Task details
Write out each line in which the string "content" is present.

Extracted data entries
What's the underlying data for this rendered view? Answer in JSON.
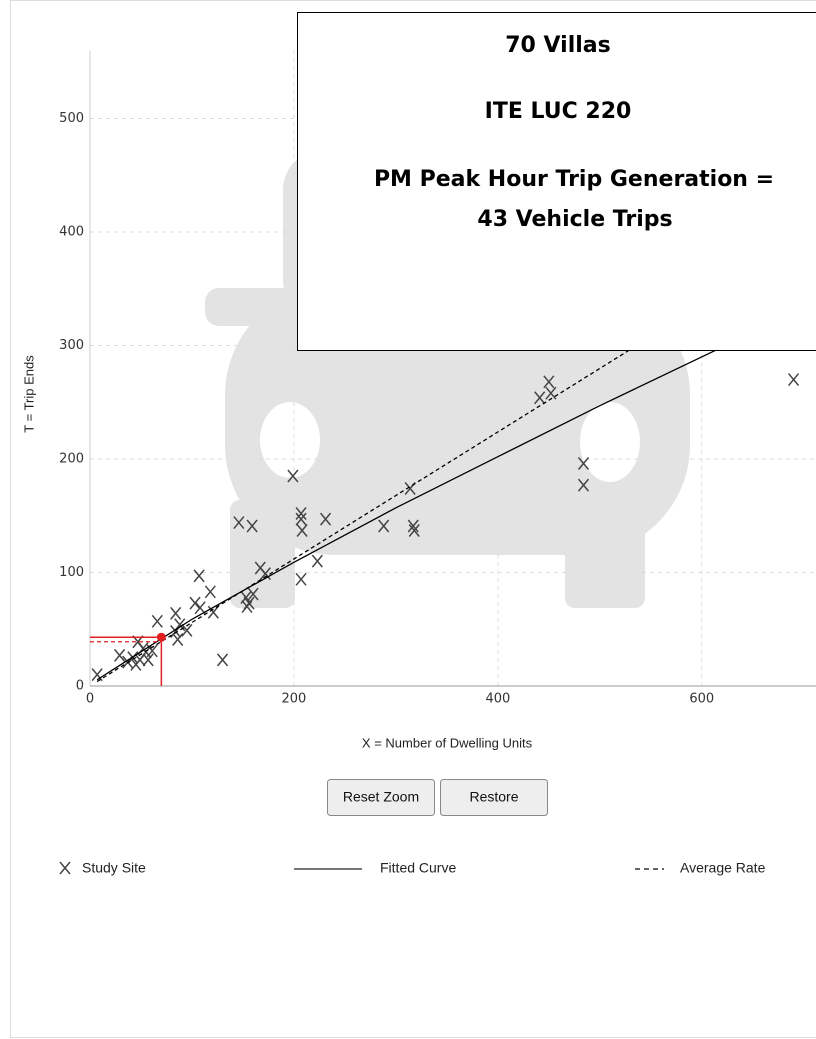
{
  "chart_data": {
    "type": "scatter",
    "x_label": "X = Number of Dwelling Units",
    "y_label": "T = Trip Ends",
    "xlim": [
      0,
      712
    ],
    "ylim": [
      0,
      560
    ],
    "xticks": [
      0,
      200,
      400,
      600
    ],
    "yticks": [
      0,
      100,
      200,
      300,
      400,
      500
    ],
    "grid": true,
    "series": [
      {
        "name": "Study Site",
        "color": "#444444",
        "x": [
          7,
          29,
          37,
          42,
          45,
          49,
          47,
          52,
          55,
          57,
          61,
          66,
          84,
          84,
          86,
          88,
          95,
          103,
          107,
          108,
          118,
          121,
          130,
          146,
          153,
          154,
          156,
          159,
          160,
          167,
          172,
          199,
          207,
          207,
          208,
          207,
          223,
          231,
          288,
          314,
          317,
          318,
          441,
          450,
          452,
          484,
          484,
          690
        ],
        "values": [
          10,
          27,
          21,
          25,
          19,
          23,
          39,
          33,
          30,
          23,
          31,
          57,
          64,
          48,
          41,
          54,
          49,
          73,
          97,
          69,
          83,
          65,
          23,
          144,
          78,
          70,
          73,
          141,
          81,
          104,
          99,
          185,
          152,
          147,
          137,
          94,
          110,
          147,
          141,
          174,
          141,
          137,
          254,
          268,
          258,
          196,
          177,
          270
        ]
      },
      {
        "name": "Fitted Curve",
        "color": "#000000",
        "x": [
          7,
          100,
          200,
          300,
          400,
          500,
          614
        ],
        "values": [
          5.5,
          58.8,
          109,
          157,
          202,
          247,
          296
        ]
      },
      {
        "name": "Average Rate",
        "color": "#000000",
        "x": [
          7,
          529
        ],
        "values": [
          3.9,
          296
        ]
      }
    ],
    "selected": {
      "x": 70,
      "y": 43,
      "avg_y": 39,
      "color": "#e02020"
    },
    "annotation": [
      "70 Villas",
      "ITE LUC 220",
      "PM Peak Hour Trip Generation =",
      "43 Vehicle Trips"
    ]
  },
  "buttons": [
    "Reset Zoom",
    "Restore"
  ]
}
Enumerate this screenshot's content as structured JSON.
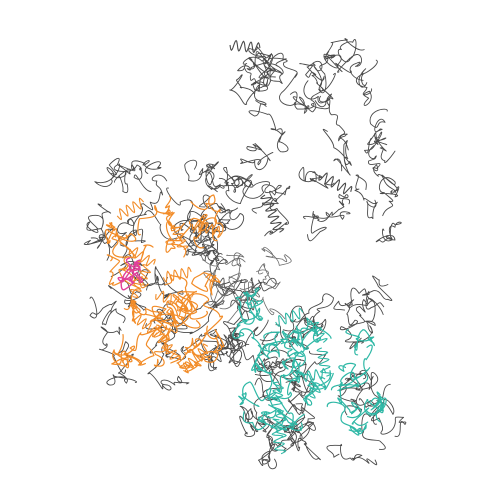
{
  "image": {
    "description_visible_text": "",
    "background_color": "#ffffff"
  },
  "colors": {
    "backbone": "#4a4a4a",
    "backbone_light": "#6b6b6b",
    "domain_orange": "#f28c28",
    "domain_teal": "#2fb8a6",
    "highlight_magenta": "#e0409a"
  },
  "regions": [
    {
      "name": "top-lobe",
      "color_key": "backbone"
    },
    {
      "name": "left-lobe-orange",
      "color_key": "domain_orange"
    },
    {
      "name": "bottom-right-lobe-teal",
      "color_key": "domain_teal"
    },
    {
      "name": "center-link",
      "color_key": "backbone"
    }
  ]
}
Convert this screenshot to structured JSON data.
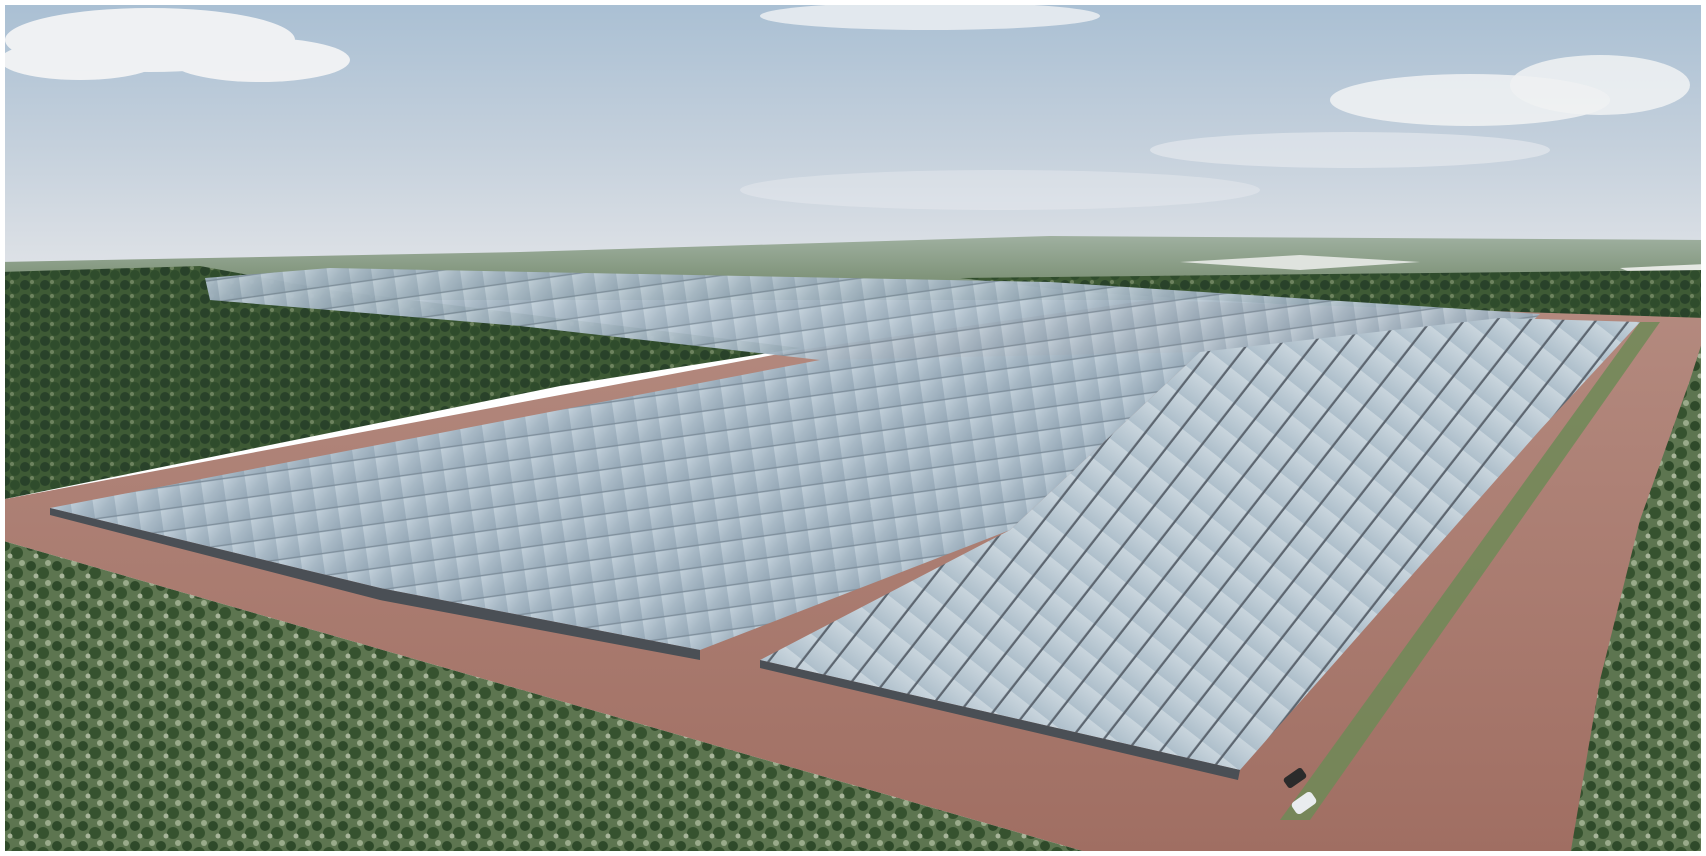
{
  "image": {
    "subject": "aerial-rendering-solar-farm",
    "palette": {
      "sky_top": "#a9bfd3",
      "sky_horizon": "#d8dde4",
      "cloud": "#f4f5f6",
      "vegetation_dark": "#2f4a2a",
      "vegetation_mid": "#4d6b3f",
      "vegetation_light": "#8fa07e",
      "soil": "#a5766b",
      "soil_light": "#c9a298",
      "panel_light": "#b4c4cf",
      "panel_mid": "#8fa2b1",
      "panel_shadow": "#4a4f55",
      "track": "#6f8a57",
      "vehicle_white": "#e9ecef",
      "vehicle_dark": "#2b2b2b"
    }
  }
}
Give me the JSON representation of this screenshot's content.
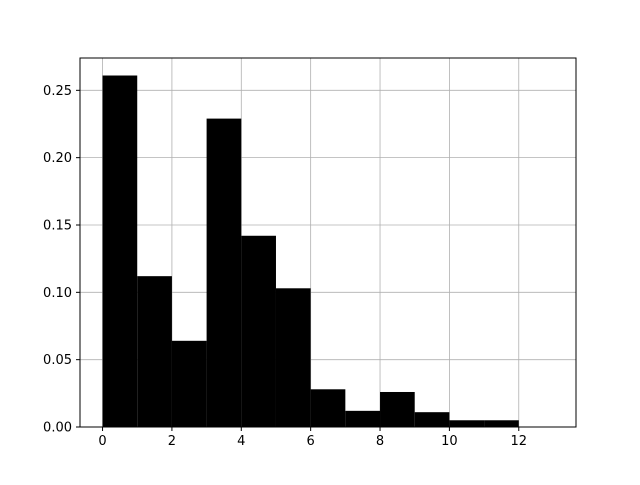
{
  "chart_data": {
    "type": "bar",
    "subtype": "histogram",
    "bins": [
      {
        "x0": 0,
        "x1": 1,
        "value": 0.261
      },
      {
        "x0": 1,
        "x1": 2,
        "value": 0.112
      },
      {
        "x0": 2,
        "x1": 3,
        "value": 0.064
      },
      {
        "x0": 3,
        "x1": 4,
        "value": 0.229
      },
      {
        "x0": 4,
        "x1": 5,
        "value": 0.142
      },
      {
        "x0": 5,
        "x1": 6,
        "value": 0.103
      },
      {
        "x0": 6,
        "x1": 7,
        "value": 0.028
      },
      {
        "x0": 7,
        "x1": 8,
        "value": 0.012
      },
      {
        "x0": 8,
        "x1": 9,
        "value": 0.026
      },
      {
        "x0": 9,
        "x1": 10,
        "value": 0.011
      },
      {
        "x0": 10,
        "x1": 11,
        "value": 0.005
      },
      {
        "x0": 11,
        "x1": 12,
        "value": 0.005
      },
      {
        "x0": 12,
        "x1": 13,
        "value": 0.0
      }
    ],
    "xlim": [
      -0.65,
      13.65
    ],
    "ylim": [
      0.0,
      0.274
    ],
    "xticks": [
      0,
      2,
      4,
      6,
      8,
      10,
      12
    ],
    "xtick_labels": [
      "0",
      "2",
      "4",
      "6",
      "8",
      "10",
      "12"
    ],
    "yticks": [
      0.0,
      0.05,
      0.1,
      0.15,
      0.2,
      0.25
    ],
    "ytick_labels": [
      "0.00",
      "0.05",
      "0.10",
      "0.15",
      "0.20",
      "0.25"
    ],
    "grid": true,
    "bar_color": "#000000",
    "grid_color": "#b0b0b0"
  }
}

Response to the task
Enumerate this screenshot's content as structured JSON.
Give me the JSON representation of this screenshot's content.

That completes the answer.